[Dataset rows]

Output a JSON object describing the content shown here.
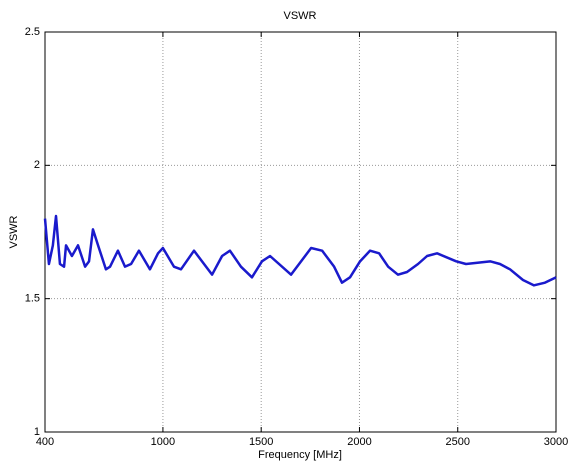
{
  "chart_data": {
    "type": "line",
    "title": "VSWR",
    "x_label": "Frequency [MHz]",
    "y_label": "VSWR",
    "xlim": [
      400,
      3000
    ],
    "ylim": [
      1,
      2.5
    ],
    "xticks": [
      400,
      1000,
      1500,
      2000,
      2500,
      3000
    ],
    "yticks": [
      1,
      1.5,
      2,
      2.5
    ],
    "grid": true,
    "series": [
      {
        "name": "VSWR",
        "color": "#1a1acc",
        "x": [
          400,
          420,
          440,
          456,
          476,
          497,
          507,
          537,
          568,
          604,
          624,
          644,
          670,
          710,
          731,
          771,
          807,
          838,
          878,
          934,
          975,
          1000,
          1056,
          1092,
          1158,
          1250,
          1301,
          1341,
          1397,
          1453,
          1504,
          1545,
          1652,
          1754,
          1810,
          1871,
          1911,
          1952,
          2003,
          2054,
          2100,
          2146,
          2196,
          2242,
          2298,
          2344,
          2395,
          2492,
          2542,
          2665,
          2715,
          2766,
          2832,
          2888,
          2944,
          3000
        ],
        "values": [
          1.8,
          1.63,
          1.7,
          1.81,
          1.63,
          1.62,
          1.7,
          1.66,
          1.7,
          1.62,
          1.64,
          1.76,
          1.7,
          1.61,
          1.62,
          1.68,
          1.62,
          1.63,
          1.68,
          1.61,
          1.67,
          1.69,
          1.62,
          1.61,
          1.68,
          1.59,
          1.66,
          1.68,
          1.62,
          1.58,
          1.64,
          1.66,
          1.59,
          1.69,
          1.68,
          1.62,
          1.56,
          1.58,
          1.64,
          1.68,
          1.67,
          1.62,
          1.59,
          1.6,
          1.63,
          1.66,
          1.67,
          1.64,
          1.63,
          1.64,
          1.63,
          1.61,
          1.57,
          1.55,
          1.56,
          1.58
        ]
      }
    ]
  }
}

### Direction
Each entry shown above must be quoted exactly, with its pictures left out.

### Expected answer
Output a JSON object describing the content shown here.
{
  "chart_data": {
    "type": "line",
    "title": "VSWR",
    "x_label": "Frequency [MHz]",
    "y_label": "VSWR",
    "xlim": [
      400,
      3000
    ],
    "ylim": [
      1,
      2.5
    ],
    "xticks": [
      400,
      1000,
      1500,
      2000,
      2500,
      3000
    ],
    "yticks": [
      1,
      1.5,
      2,
      2.5
    ],
    "grid": true,
    "series": [
      {
        "name": "VSWR",
        "color": "#1a1acc",
        "x": [
          400,
          420,
          440,
          456,
          476,
          497,
          507,
          537,
          568,
          604,
          624,
          644,
          670,
          710,
          731,
          771,
          807,
          838,
          878,
          934,
          975,
          1000,
          1056,
          1092,
          1158,
          1250,
          1301,
          1341,
          1397,
          1453,
          1504,
          1545,
          1652,
          1754,
          1810,
          1871,
          1911,
          1952,
          2003,
          2054,
          2100,
          2146,
          2196,
          2242,
          2298,
          2344,
          2395,
          2492,
          2542,
          2665,
          2715,
          2766,
          2832,
          2888,
          2944,
          3000
        ],
        "values": [
          1.8,
          1.63,
          1.7,
          1.81,
          1.63,
          1.62,
          1.7,
          1.66,
          1.7,
          1.62,
          1.64,
          1.76,
          1.7,
          1.61,
          1.62,
          1.68,
          1.62,
          1.63,
          1.68,
          1.61,
          1.67,
          1.69,
          1.62,
          1.61,
          1.68,
          1.59,
          1.66,
          1.68,
          1.62,
          1.58,
          1.64,
          1.66,
          1.59,
          1.69,
          1.68,
          1.62,
          1.56,
          1.58,
          1.64,
          1.68,
          1.67,
          1.62,
          1.59,
          1.6,
          1.63,
          1.66,
          1.67,
          1.64,
          1.63,
          1.64,
          1.63,
          1.61,
          1.57,
          1.55,
          1.56,
          1.58
        ]
      }
    ]
  }
}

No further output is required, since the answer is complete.